* [EXERCISE PROMPT] Restate each entry word for word, leaving nothing out.

Excerpt from a dataset
##########
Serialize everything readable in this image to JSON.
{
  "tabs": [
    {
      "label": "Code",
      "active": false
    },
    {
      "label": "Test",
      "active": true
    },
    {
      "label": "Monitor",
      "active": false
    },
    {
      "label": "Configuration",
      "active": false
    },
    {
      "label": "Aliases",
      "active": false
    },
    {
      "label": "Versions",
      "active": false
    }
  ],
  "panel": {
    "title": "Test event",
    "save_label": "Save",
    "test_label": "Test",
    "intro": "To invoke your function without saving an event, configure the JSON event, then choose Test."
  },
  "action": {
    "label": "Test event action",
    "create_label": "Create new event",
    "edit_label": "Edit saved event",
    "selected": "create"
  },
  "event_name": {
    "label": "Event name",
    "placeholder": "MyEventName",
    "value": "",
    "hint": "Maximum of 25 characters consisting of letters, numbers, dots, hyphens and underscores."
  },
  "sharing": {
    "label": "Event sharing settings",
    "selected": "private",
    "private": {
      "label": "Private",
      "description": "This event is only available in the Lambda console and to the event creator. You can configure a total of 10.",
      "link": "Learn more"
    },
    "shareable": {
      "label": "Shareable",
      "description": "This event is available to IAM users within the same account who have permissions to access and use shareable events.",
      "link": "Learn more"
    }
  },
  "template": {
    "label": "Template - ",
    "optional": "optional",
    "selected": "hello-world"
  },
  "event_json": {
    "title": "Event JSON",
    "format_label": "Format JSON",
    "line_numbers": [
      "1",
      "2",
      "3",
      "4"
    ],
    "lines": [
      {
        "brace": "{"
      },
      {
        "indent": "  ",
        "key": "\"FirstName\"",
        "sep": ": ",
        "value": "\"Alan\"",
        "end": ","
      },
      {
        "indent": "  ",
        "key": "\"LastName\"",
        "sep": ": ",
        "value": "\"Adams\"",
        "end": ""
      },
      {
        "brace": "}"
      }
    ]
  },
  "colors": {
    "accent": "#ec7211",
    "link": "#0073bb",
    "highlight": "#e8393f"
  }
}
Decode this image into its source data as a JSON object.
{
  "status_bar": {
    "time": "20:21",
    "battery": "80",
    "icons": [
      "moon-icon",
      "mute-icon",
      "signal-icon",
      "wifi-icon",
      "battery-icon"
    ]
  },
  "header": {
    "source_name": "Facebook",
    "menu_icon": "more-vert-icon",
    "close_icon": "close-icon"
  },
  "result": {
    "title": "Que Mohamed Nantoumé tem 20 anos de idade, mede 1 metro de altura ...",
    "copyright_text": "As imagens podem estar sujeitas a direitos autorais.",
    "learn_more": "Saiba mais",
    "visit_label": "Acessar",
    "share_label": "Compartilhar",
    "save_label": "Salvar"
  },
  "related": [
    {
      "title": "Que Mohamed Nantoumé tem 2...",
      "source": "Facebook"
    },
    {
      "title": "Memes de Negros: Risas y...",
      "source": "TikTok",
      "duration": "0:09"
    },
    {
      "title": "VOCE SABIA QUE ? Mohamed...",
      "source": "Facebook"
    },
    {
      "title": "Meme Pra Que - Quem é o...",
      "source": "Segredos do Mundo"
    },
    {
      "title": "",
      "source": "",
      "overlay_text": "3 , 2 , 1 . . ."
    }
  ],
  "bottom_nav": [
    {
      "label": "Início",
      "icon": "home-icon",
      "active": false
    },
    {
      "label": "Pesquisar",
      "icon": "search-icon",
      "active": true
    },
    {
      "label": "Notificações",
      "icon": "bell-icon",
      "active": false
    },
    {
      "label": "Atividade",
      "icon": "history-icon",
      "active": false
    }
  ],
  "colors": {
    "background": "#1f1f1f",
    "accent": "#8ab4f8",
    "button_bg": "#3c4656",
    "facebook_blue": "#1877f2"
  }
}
##########
* [OUTPUT OF THE EXERCISE]
Serialize everything readable in this image to JSON.
{
  "tabs": [
    {
      "label": "Code",
      "active": false
    },
    {
      "label": "Test",
      "active": true
    },
    {
      "label": "Monitor",
      "active": false
    },
    {
      "label": "Configuration",
      "active": false
    },
    {
      "label": "Aliases",
      "active": false
    },
    {
      "label": "Versions",
      "active": false
    }
  ],
  "panel": {
    "title": "Test event",
    "save_label": "Save",
    "test_label": "Test",
    "intro": "To invoke your function without saving an event, configure the JSON event, then choose Test."
  },
  "action": {
    "label": "Test event action",
    "create_label": "Create new event",
    "edit_label": "Edit saved event",
    "selected": "create"
  },
  "event_name": {
    "label": "Event name",
    "placeholder": "MyEventName",
    "value": "",
    "hint": "Maximum of 25 characters consisting of letters, numbers, dots, hyphens and underscores."
  },
  "sharing": {
    "label": "Event sharing settings",
    "selected": "private",
    "private": {
      "label": "Private",
      "description": "This event is only available in the Lambda console and to the event creator. You can configure a total of 10.",
      "link": "Learn more"
    },
    "shareable": {
      "label": "Shareable",
      "description": "This event is available to IAM users within the same account who have permissions to access and use shareable events.",
      "link": "Learn more"
    }
  },
  "template": {
    "label": "Template - ",
    "optional": "optional",
    "selected": "hello-world"
  },
  "event_json": {
    "title": "Event JSON",
    "format_label": "Format JSON",
    "line_numbers": [
      "1",
      "2",
      "3",
      "4"
    ],
    "lines": [
      {
        "brace": "{"
      },
      {
        "indent": "  ",
        "key": "\"FirstName\"",
        "sep": ": ",
        "value": "\"Alan\"",
        "end": ","
      },
      {
        "indent": "  ",
        "key": "\"LastName\"",
        "sep": ": ",
        "value": "\"Adams\"",
        "end": ""
      },
      {
        "brace": "}"
      }
    ]
  },
  "colors": {
    "accent": "#ec7211",
    "link": "#0073bb",
    "highlight": "#e8393f"
  }
}
Decode this image into its source data as a JSON object.
{
  "status_bar": {
    "time": "20:21",
    "battery": "80",
    "icons": [
      "moon-icon",
      "mute-icon",
      "signal-icon",
      "wifi-icon",
      "battery-icon"
    ]
  },
  "header": {
    "source_name": "Facebook",
    "menu_icon": "more-vert-icon",
    "close_icon": "close-icon"
  },
  "result": {
    "title": "Que Mohamed Nantoumé tem 20 anos de idade, mede 1 metro de altura ...",
    "copyright_text": "As imagens podem estar sujeitas a direitos autorais.",
    "learn_more": "Saiba mais",
    "visit_label": "Acessar",
    "share_label": "Compartilhar",
    "save_label": "Salvar"
  },
  "related": [
    {
      "title": "Que Mohamed Nantoumé tem 2...",
      "source": "Facebook"
    },
    {
      "title": "Memes de Negros: Risas y...",
      "source": "TikTok",
      "duration": "0:09"
    },
    {
      "title": "VOCE SABIA QUE ? Mohamed...",
      "source": "Facebook"
    },
    {
      "title": "Meme Pra Que - Quem é o...",
      "source": "Segredos do Mundo"
    },
    {
      "title": "",
      "source": "",
      "overlay_text": "3 , 2 , 1 . . ."
    }
  ],
  "bottom_nav": [
    {
      "label": "Início",
      "icon": "home-icon",
      "active": false
    },
    {
      "label": "Pesquisar",
      "icon": "search-icon",
      "active": true
    },
    {
      "label": "Notificações",
      "icon": "bell-icon",
      "active": false
    },
    {
      "label": "Atividade",
      "icon": "history-icon",
      "active": false
    }
  ],
  "colors": {
    "background": "#1f1f1f",
    "accent": "#8ab4f8",
    "button_bg": "#3c4656",
    "facebook_blue": "#1877f2"
  }
}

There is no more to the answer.